TO DO: Pull out every line below that contains the string "label", and copy each one.

## START INPUT FOR THIS TASK

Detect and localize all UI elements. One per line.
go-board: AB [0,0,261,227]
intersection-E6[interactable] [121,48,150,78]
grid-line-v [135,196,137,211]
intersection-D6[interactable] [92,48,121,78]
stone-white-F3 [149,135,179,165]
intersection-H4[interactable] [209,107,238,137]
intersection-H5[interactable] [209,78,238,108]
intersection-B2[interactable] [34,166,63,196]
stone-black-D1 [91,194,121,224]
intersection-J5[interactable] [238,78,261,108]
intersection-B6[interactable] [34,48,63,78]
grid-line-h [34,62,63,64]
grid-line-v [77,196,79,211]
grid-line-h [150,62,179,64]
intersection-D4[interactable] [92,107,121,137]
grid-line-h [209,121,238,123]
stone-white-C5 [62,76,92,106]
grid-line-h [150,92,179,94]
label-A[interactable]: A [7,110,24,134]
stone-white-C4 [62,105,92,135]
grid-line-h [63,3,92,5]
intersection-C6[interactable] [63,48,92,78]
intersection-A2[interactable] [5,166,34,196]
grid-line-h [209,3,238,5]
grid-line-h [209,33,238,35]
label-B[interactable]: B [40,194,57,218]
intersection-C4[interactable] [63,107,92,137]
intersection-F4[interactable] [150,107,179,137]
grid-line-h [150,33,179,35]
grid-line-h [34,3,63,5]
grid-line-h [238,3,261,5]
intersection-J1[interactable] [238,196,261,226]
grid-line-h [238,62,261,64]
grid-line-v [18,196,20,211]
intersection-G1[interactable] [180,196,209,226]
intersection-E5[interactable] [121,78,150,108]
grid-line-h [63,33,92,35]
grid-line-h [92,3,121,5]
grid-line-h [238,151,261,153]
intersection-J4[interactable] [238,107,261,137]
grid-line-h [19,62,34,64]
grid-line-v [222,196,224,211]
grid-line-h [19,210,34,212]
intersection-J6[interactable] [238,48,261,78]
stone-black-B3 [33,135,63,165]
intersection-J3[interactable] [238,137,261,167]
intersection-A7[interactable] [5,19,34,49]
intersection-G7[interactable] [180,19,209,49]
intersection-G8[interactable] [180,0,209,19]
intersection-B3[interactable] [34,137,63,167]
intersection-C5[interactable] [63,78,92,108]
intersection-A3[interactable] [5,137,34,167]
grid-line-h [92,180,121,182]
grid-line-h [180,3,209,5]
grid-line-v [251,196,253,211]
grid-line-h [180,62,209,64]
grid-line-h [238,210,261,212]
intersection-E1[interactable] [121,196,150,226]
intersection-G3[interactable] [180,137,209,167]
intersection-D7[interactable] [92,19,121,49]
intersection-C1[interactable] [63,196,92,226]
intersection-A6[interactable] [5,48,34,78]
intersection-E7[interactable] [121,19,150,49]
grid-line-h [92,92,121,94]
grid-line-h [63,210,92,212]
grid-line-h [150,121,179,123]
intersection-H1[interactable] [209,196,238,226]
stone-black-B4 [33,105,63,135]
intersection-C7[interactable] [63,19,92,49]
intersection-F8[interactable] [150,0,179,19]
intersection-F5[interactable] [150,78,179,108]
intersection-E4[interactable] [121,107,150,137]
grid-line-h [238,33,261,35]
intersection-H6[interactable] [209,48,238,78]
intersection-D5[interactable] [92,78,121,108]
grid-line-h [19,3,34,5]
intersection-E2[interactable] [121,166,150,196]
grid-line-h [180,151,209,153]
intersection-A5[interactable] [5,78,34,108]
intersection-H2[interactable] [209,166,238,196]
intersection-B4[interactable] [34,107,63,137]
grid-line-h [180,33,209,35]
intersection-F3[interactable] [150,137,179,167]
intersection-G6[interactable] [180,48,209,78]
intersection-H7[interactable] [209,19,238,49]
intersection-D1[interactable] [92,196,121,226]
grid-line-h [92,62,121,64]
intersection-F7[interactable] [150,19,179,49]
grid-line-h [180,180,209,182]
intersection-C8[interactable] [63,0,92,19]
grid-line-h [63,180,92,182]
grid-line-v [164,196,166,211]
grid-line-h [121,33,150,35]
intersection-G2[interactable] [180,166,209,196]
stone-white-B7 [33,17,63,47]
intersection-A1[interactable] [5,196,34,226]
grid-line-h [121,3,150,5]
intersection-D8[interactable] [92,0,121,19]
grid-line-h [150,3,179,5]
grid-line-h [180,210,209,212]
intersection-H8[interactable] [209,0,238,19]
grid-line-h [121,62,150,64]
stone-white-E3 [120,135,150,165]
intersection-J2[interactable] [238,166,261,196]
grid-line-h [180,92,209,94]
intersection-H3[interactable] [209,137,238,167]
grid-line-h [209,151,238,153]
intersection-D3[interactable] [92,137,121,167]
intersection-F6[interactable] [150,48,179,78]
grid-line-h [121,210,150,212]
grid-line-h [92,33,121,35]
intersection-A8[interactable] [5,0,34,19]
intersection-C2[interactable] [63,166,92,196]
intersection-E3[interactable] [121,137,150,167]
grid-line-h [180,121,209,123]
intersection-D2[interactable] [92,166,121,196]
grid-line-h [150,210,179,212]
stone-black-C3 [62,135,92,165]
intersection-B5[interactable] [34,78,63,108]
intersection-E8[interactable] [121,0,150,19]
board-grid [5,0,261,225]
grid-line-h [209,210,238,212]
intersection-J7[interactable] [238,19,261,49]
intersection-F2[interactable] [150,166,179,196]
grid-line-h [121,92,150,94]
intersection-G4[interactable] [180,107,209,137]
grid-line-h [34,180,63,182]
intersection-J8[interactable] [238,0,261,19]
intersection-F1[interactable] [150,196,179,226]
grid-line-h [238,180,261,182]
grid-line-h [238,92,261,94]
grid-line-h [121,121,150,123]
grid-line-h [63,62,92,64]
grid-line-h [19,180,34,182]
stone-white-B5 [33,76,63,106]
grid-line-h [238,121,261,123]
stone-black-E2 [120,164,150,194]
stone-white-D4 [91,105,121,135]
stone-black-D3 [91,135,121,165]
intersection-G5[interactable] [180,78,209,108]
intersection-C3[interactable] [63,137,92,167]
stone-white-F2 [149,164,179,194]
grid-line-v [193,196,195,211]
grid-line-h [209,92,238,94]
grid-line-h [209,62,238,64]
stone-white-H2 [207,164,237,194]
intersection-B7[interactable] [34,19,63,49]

## END INPUT FOR THIS TASK
## START INPUT FOR THIS TASK

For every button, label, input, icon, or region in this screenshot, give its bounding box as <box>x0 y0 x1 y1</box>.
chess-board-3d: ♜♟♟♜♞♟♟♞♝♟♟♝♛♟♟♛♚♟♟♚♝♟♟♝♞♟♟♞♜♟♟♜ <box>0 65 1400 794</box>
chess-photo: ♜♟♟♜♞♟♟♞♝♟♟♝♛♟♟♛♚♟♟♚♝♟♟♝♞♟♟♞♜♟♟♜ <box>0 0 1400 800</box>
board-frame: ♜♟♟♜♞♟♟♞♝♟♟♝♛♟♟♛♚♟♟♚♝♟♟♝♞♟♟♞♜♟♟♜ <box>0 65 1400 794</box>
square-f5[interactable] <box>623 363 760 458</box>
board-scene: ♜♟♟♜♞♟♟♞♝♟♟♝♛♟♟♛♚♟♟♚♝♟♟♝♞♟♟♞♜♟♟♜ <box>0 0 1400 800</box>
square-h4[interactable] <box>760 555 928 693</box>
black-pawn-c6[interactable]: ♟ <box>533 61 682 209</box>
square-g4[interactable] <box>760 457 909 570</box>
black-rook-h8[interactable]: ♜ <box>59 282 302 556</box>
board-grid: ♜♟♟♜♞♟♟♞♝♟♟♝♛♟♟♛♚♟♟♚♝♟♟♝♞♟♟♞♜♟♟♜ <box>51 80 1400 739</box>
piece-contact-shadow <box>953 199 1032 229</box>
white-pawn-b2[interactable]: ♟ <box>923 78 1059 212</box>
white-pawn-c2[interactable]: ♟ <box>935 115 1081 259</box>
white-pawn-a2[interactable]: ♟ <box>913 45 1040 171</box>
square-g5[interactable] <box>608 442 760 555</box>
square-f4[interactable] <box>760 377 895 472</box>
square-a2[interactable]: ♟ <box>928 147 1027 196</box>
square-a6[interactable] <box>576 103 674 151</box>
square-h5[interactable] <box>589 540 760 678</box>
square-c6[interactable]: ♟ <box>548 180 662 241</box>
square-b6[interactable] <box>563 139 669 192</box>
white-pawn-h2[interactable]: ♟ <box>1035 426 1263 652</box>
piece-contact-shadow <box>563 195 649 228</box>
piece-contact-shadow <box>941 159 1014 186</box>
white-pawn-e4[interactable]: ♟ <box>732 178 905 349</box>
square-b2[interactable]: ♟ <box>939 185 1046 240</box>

## END INPUT FOR THIS TASK

OUTPUT BELOW:
label-A[interactable]: A [7,110,24,134]
label-B[interactable]: B [40,194,57,218]
For every button, label, input, icon, or region in this screenshot, give its bounding box as <box>x0 y0 x1 y1</box>.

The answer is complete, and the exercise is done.